START Extracted records

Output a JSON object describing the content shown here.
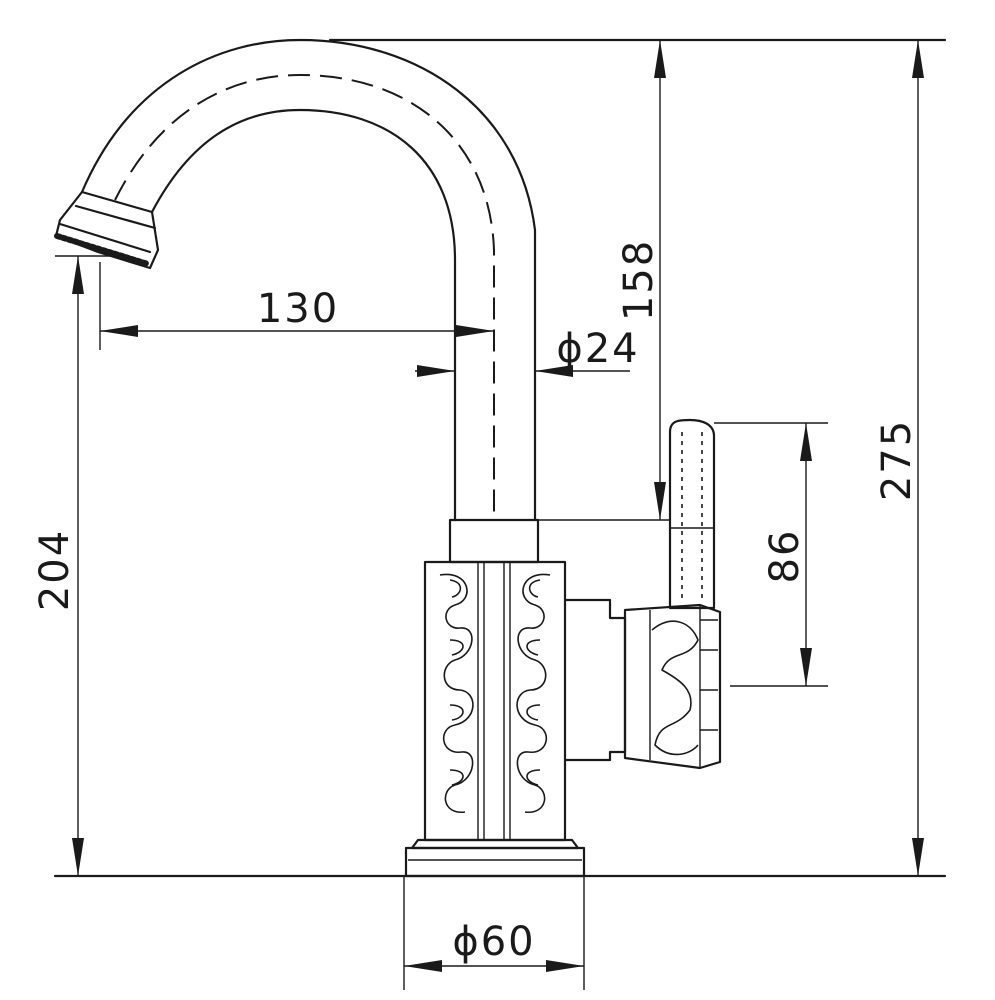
{
  "dimensions": {
    "spout_reach": "130",
    "spout_diameter": "ϕ24",
    "spout_height": "158",
    "total_height": "275",
    "aerator_height": "204",
    "handle_length": "86",
    "base_diameter": "ϕ60"
  },
  "colors": {
    "line": "#1a1a1a",
    "background": "#ffffff"
  }
}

END Extracted records

> [What is being asked]: Output the data exactly. Pictures don't belong in the result.

> [Solution to this problem]:
Output a JSON object describing the content shown here.
{
  "dimensions": {
    "spout_reach": "130",
    "spout_diameter": "ϕ24",
    "spout_height": "158",
    "total_height": "275",
    "aerator_height": "204",
    "handle_length": "86",
    "base_diameter": "ϕ60"
  },
  "colors": {
    "line": "#1a1a1a",
    "background": "#ffffff"
  }
}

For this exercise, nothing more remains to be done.